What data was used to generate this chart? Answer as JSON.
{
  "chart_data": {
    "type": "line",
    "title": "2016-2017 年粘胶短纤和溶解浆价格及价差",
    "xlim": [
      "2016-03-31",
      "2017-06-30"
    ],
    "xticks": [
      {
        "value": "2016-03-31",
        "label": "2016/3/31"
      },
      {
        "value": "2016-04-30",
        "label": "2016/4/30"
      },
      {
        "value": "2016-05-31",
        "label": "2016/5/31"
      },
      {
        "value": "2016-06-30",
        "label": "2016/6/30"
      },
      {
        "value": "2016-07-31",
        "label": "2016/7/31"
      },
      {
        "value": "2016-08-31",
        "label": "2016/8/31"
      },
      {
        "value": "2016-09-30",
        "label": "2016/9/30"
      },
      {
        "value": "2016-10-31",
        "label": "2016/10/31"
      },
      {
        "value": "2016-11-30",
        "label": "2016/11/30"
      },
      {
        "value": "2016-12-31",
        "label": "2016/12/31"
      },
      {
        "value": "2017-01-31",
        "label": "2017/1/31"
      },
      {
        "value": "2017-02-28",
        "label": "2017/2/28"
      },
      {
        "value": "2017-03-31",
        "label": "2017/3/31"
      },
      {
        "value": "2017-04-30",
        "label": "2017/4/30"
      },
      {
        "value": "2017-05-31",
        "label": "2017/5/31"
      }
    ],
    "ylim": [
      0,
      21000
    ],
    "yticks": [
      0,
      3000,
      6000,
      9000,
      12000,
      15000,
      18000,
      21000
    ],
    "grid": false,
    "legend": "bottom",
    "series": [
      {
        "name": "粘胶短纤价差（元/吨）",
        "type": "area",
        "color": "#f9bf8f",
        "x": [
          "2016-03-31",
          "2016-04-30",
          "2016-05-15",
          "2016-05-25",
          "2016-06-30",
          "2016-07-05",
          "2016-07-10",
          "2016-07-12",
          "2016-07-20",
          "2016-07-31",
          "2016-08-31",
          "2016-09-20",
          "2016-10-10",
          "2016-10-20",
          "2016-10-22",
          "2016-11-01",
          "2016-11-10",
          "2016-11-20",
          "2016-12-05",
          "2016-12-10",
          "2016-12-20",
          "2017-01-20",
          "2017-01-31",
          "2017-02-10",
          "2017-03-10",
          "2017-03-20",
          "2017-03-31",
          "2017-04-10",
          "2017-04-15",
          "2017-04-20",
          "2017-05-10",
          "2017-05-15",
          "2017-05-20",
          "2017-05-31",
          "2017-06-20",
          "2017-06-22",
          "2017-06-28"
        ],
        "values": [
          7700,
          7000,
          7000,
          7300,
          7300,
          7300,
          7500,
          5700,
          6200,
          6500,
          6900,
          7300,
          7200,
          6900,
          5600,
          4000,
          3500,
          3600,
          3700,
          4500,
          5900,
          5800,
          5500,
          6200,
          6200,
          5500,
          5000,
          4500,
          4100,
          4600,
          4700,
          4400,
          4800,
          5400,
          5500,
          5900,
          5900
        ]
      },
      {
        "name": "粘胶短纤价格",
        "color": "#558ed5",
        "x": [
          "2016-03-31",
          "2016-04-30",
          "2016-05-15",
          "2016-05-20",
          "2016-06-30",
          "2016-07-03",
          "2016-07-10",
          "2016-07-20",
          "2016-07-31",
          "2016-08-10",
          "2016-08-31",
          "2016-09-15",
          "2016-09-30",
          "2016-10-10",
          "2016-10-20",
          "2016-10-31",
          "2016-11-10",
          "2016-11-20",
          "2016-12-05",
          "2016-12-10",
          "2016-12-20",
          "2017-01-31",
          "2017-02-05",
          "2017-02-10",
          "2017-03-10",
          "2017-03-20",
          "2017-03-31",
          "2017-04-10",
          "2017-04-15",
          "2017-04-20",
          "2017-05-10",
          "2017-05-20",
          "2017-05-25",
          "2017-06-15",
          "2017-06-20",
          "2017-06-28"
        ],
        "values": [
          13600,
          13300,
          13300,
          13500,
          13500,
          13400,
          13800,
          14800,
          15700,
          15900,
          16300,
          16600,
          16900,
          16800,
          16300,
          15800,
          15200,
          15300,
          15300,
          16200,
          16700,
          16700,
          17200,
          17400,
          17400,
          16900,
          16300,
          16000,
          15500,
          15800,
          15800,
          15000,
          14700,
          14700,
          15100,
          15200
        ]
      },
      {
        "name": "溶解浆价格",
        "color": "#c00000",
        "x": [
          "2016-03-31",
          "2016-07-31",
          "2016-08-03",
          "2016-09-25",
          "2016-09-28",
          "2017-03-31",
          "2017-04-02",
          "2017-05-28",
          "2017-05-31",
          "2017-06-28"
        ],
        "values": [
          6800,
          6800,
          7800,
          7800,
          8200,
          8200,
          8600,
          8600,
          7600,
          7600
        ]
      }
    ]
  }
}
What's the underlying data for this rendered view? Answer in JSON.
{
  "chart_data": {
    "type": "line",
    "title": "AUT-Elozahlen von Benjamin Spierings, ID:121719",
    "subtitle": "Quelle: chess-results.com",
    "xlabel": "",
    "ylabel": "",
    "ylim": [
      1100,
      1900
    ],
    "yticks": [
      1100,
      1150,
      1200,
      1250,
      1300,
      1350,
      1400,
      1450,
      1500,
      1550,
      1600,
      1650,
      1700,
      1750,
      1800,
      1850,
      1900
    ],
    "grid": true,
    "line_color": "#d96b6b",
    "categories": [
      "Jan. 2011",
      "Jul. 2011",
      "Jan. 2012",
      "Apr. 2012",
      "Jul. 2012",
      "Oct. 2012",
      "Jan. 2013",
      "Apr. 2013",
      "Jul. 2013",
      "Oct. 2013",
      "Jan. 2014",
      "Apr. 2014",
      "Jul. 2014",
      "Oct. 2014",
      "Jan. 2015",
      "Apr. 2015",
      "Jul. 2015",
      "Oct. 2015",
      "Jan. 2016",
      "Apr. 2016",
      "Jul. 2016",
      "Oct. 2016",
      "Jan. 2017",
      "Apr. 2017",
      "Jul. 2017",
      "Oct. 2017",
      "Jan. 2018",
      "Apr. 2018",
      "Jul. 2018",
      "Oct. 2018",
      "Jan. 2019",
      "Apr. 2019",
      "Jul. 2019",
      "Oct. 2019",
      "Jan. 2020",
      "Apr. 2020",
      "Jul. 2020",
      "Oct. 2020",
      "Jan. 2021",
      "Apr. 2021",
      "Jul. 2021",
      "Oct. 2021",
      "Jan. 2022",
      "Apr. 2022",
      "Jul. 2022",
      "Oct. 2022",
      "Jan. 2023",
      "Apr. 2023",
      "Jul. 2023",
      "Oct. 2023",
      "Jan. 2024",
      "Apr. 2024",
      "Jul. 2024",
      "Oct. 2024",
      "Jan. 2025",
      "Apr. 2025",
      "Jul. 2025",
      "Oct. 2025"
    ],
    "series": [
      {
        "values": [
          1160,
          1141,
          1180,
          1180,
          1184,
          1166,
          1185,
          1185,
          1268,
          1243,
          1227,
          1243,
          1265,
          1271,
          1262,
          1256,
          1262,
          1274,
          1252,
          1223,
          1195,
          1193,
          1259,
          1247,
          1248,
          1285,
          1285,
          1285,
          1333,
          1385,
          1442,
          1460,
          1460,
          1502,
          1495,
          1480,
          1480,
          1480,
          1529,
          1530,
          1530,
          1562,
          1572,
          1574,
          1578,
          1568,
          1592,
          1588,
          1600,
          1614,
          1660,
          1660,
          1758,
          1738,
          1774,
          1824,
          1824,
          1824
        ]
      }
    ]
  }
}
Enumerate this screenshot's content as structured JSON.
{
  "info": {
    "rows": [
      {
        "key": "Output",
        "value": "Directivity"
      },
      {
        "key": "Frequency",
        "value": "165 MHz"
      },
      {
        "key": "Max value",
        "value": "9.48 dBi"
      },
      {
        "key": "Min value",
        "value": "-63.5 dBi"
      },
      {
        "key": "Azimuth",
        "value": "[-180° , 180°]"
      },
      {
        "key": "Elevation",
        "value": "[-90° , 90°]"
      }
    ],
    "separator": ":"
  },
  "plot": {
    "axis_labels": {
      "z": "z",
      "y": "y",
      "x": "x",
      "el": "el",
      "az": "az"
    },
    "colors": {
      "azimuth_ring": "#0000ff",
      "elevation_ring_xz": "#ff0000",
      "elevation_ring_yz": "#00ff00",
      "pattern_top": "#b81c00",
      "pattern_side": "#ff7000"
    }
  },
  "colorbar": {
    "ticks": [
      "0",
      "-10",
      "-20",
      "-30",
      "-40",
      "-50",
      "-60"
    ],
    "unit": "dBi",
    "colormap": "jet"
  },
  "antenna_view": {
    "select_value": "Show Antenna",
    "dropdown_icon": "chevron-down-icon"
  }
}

----

What you need to do: Filter the listing for the word "JSON" and copy every line that holds it.

Problem solution:
What data was used to generate this chart? Answer as JSON.
What's the underlying data for this rendered view? Answer in JSON.
Enumerate this screenshot's content as structured JSON.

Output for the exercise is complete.